> Set task: Tally the lines containing the word "материала" and give the total alone.

> The input:
····················
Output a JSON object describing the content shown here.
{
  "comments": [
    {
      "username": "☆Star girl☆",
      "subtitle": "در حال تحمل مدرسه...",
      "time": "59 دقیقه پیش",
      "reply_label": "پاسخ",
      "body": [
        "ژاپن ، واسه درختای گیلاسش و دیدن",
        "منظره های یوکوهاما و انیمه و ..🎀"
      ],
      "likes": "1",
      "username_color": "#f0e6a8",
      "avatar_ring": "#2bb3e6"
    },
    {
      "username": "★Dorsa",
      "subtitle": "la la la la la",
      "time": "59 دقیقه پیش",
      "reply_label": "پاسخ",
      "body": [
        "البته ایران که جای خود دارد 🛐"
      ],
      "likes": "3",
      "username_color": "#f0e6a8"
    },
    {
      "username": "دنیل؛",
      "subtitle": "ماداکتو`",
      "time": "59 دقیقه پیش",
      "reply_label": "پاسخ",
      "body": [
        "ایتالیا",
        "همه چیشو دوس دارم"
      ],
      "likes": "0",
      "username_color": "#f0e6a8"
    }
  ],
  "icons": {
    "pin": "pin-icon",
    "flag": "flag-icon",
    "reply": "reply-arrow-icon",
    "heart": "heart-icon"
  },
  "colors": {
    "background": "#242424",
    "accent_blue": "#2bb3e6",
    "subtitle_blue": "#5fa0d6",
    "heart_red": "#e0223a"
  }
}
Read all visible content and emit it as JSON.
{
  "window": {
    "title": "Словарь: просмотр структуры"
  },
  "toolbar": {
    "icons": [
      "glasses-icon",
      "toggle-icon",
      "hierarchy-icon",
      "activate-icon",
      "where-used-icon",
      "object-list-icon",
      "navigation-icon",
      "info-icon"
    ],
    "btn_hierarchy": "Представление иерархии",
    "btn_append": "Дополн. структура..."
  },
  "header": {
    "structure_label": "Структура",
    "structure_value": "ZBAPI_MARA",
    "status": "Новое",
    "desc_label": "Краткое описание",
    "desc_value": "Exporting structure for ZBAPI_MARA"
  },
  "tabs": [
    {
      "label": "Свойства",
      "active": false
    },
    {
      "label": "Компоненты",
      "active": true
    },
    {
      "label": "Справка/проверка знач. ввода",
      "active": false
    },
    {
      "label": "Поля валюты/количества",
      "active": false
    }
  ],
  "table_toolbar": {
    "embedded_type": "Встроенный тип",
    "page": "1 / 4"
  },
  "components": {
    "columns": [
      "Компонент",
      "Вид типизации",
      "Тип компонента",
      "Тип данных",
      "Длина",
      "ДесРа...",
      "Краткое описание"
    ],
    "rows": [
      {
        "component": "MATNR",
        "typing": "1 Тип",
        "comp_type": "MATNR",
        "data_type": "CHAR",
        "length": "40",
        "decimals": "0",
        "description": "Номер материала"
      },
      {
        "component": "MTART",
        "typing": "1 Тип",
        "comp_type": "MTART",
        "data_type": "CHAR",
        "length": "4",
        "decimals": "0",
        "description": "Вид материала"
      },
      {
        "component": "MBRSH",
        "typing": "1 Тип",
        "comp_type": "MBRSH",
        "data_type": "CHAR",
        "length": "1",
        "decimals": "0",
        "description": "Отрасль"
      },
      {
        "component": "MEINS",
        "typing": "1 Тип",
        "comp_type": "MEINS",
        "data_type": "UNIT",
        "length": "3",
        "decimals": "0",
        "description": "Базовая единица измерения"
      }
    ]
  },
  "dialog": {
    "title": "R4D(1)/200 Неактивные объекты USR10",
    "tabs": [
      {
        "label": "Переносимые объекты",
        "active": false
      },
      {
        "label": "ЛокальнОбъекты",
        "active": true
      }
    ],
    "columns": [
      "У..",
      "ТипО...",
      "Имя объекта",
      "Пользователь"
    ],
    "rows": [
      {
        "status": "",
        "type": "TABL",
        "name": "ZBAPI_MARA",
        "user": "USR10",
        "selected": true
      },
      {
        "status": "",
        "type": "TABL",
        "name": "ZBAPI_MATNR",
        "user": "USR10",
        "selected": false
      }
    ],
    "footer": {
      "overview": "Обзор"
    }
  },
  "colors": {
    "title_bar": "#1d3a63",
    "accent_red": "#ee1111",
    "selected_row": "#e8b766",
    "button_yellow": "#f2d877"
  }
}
····················
> Task solution: 2